• Task instructions: Find and return each line containing "所以由勾股定理".
** begin **
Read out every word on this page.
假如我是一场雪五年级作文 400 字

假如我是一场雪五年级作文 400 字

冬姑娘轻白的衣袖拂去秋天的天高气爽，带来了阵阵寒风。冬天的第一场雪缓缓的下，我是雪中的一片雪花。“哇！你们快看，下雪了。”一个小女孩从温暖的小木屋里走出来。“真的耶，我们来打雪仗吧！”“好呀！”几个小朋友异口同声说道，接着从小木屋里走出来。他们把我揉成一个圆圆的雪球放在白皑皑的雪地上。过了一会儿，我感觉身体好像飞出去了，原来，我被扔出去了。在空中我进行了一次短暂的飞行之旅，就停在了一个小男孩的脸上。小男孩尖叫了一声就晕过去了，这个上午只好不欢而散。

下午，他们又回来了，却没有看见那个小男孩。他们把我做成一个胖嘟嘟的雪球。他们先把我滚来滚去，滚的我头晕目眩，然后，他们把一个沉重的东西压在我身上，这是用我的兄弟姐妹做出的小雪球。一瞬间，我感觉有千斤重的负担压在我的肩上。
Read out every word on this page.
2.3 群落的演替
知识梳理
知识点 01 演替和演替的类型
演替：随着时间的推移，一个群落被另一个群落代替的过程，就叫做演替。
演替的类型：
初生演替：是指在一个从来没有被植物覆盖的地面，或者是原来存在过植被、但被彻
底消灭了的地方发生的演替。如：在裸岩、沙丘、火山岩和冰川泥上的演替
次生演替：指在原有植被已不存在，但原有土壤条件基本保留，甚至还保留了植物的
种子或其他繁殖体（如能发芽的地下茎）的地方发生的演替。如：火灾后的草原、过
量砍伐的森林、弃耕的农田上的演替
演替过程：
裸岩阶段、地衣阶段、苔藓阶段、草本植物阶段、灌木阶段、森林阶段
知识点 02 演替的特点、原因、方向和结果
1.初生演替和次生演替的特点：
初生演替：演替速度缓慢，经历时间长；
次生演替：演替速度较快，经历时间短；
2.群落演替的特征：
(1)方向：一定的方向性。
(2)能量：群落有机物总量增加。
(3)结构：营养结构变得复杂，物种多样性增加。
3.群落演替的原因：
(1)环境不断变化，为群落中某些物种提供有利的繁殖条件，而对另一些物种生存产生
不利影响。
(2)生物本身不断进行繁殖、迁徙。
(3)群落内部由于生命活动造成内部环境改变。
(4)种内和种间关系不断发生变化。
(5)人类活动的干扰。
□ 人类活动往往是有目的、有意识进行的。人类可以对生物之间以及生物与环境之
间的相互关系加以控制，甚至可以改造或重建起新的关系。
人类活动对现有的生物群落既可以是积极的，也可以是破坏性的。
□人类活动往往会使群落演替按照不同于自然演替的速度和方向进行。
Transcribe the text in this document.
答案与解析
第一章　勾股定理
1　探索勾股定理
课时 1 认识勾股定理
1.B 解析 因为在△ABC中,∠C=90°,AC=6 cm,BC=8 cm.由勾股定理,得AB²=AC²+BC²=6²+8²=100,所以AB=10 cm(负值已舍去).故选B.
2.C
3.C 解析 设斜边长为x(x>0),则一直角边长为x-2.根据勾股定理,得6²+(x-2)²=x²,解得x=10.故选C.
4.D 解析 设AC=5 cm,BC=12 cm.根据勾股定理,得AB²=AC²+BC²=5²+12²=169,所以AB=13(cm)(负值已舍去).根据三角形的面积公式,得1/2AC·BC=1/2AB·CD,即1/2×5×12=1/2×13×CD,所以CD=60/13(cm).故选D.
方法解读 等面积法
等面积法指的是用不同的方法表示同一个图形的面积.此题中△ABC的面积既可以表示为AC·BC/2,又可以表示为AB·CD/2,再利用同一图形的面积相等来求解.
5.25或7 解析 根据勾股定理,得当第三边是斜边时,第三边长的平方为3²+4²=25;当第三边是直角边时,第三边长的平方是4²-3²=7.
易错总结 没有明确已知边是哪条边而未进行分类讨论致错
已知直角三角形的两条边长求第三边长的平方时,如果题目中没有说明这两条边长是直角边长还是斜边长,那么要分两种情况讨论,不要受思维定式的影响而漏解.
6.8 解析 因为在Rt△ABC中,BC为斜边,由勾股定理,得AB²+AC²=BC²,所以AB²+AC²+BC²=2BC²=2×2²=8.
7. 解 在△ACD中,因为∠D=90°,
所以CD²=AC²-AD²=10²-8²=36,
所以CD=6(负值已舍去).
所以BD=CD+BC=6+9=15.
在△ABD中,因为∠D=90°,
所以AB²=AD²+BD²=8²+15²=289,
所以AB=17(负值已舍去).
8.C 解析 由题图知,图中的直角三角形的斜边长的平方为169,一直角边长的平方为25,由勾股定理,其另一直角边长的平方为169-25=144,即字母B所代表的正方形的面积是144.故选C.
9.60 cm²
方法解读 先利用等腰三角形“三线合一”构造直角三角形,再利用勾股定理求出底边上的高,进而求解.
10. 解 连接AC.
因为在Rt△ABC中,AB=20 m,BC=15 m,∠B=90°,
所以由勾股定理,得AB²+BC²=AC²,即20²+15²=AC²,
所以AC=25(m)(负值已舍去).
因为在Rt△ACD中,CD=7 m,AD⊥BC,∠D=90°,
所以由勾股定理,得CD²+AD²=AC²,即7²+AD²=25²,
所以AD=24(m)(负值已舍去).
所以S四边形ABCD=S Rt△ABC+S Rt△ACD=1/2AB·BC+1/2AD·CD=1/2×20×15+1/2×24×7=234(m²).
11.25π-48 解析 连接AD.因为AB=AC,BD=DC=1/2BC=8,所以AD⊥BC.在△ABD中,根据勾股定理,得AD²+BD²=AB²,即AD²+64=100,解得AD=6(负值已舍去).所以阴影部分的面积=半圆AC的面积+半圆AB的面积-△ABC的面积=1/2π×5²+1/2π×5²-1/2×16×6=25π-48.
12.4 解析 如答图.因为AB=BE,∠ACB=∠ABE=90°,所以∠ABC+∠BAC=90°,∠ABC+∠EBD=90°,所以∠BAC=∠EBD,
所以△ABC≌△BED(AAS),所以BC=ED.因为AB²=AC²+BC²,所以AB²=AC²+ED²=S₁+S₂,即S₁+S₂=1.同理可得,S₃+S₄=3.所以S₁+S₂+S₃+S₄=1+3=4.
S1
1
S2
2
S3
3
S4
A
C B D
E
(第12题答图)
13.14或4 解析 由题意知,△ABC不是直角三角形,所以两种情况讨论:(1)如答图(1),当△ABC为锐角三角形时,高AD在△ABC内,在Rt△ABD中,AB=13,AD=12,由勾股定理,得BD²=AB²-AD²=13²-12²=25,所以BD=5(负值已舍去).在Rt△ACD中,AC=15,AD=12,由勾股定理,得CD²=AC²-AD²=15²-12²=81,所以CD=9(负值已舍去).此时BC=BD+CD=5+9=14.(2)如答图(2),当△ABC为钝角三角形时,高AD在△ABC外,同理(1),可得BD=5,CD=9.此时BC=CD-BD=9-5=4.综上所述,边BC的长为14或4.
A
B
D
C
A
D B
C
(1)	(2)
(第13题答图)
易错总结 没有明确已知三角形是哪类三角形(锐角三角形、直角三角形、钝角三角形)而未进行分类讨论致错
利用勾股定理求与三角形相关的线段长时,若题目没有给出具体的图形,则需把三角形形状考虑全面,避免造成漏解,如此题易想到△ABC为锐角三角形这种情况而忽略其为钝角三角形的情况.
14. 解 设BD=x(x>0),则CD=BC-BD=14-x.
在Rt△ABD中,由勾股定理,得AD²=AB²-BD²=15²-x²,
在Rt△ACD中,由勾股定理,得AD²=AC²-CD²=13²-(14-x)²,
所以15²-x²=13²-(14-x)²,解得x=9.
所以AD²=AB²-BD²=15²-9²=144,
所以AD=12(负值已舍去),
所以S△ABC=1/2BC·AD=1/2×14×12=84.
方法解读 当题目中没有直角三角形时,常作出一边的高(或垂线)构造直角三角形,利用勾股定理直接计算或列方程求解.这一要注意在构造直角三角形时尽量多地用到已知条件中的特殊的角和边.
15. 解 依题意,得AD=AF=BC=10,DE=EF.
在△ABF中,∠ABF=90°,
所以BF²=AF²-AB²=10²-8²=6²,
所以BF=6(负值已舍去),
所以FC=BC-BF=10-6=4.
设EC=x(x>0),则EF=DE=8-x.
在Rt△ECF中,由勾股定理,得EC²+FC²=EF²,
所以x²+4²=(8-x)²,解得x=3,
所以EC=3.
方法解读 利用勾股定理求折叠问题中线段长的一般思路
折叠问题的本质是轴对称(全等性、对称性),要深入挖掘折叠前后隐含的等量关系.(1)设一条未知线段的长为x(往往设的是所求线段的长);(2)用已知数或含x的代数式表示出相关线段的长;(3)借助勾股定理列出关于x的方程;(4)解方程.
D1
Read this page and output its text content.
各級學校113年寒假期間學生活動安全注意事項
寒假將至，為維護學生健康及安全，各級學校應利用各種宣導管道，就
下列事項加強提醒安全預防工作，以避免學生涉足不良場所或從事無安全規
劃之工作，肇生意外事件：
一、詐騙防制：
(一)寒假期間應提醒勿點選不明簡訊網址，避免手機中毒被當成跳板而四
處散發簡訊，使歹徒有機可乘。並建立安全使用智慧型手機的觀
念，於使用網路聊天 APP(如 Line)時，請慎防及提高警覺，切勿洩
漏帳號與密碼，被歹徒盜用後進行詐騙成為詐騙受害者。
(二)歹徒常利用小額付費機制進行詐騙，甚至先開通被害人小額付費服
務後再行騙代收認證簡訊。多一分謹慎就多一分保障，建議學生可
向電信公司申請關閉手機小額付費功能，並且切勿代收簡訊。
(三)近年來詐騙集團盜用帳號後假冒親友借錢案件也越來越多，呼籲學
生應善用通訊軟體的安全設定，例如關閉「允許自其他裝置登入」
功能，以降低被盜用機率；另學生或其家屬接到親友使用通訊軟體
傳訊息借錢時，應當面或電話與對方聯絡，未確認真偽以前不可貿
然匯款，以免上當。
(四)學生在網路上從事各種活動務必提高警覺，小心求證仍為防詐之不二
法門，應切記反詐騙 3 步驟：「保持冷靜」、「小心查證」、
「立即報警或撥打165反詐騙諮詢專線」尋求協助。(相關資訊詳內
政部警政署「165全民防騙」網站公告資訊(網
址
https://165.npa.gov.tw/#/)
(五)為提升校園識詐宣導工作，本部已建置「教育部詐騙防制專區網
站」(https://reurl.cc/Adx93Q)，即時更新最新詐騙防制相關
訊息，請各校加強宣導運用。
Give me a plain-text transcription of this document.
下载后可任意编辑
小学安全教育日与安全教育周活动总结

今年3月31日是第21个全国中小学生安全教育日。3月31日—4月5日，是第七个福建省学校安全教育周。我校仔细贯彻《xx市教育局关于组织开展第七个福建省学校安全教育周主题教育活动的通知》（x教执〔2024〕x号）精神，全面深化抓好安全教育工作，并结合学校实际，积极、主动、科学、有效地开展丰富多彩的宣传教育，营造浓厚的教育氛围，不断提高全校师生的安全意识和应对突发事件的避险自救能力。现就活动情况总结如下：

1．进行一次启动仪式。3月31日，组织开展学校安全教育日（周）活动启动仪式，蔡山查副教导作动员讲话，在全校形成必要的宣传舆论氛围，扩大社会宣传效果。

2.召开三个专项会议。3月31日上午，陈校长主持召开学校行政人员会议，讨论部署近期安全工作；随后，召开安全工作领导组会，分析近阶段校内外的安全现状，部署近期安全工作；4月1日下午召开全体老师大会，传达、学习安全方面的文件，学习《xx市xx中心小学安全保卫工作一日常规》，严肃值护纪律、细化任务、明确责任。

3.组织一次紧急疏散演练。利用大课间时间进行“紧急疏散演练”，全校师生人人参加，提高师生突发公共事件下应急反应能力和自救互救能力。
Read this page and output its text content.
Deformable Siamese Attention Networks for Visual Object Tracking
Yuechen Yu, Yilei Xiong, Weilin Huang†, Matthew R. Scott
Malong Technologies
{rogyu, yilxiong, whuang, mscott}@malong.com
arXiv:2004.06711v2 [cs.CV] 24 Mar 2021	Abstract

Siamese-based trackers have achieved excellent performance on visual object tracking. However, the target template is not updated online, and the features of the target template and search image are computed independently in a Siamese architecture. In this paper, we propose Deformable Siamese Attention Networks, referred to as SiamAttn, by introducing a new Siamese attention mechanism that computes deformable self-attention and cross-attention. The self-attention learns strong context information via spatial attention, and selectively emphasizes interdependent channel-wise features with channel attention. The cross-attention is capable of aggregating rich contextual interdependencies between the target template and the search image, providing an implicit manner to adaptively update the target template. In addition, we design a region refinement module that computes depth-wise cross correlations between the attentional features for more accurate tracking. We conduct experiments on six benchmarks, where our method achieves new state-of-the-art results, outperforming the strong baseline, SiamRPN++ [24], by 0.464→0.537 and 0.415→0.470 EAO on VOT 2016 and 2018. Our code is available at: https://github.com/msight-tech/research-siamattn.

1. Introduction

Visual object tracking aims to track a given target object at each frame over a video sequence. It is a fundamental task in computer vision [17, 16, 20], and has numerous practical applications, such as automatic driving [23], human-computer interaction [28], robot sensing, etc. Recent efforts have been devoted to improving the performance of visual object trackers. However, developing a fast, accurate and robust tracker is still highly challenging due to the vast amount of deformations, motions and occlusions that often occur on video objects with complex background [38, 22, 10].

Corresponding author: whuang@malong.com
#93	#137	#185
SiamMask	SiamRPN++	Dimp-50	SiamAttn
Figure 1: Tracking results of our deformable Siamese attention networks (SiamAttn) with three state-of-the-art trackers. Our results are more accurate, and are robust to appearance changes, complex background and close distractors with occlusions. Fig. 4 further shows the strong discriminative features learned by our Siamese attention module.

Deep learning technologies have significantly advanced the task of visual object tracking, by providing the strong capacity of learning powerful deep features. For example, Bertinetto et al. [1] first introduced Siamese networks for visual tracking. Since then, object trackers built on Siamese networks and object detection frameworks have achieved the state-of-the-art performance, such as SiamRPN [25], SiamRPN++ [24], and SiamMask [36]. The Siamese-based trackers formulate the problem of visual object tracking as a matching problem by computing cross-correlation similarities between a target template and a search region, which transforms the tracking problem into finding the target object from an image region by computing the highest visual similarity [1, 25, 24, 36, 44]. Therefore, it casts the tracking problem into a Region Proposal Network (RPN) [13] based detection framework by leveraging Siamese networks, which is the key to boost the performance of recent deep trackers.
** end **
• Result:
所以由勾股定理,得AB²+BC²=AC²,即20²+15²=AC²,
所以由勾股定理,得CD²+AD²=AC²,即7²+AD²=25²,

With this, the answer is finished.